What is needed | Repeat the whole listing exactly as written.

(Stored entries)
** Begin **

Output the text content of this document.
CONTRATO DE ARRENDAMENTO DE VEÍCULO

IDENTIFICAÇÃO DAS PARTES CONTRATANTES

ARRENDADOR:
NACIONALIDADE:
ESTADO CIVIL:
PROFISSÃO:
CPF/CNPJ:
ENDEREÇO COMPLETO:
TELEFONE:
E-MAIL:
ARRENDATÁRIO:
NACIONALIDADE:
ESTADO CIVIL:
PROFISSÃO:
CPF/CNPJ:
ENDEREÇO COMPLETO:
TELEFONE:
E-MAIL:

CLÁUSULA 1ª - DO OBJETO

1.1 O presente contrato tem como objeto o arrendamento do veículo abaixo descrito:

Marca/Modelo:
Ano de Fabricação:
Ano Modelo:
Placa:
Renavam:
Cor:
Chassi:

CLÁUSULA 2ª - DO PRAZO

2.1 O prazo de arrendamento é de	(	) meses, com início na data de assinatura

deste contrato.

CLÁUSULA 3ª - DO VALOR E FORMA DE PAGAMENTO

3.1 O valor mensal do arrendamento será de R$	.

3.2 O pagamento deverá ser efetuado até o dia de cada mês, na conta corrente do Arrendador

** End **

Exercise result |
Output the text content of this document.
CONTRATO DE ARRENDAMENTO DE VEÍCULO

IDENTIFICAÇÃO DAS PARTES CONTRATANTES

ARRENDADOR:
NACIONALIDADE:
ESTADO CIVIL:
PROFISSÃO:
CPF/CNPJ:
ENDEREÇO COMPLETO:
TELEFONE:
E-MAIL:
ARRENDATÁRIO:
NACIONALIDADE:
ESTADO CIVIL:
PROFISSÃO:
CPF/CNPJ:
ENDEREÇO COMPLETO:
TELEFONE:
E-MAIL:

CLÁUSULA 1ª - DO OBJETO

1.1 O presente contrato tem como objeto o arrendamento do veículo abaixo descrito:

Marca/Modelo:
Ano de Fabricação:
Ano Modelo:
Placa:
Renavam:
Cor:
Chassi:

CLÁUSULA 2ª - DO PRAZO

2.1 O prazo de arrendamento é de	(	) meses, com início na data de assinatura

deste contrato.

CLÁUSULA 3ª - DO VALOR E FORMA DE PAGAMENTO

3.1 O valor mensal do arrendamento será de R$	.

3.2 O pagamento deverá ser efetuado até o dia de cada mês, na conta corrente do Arrendador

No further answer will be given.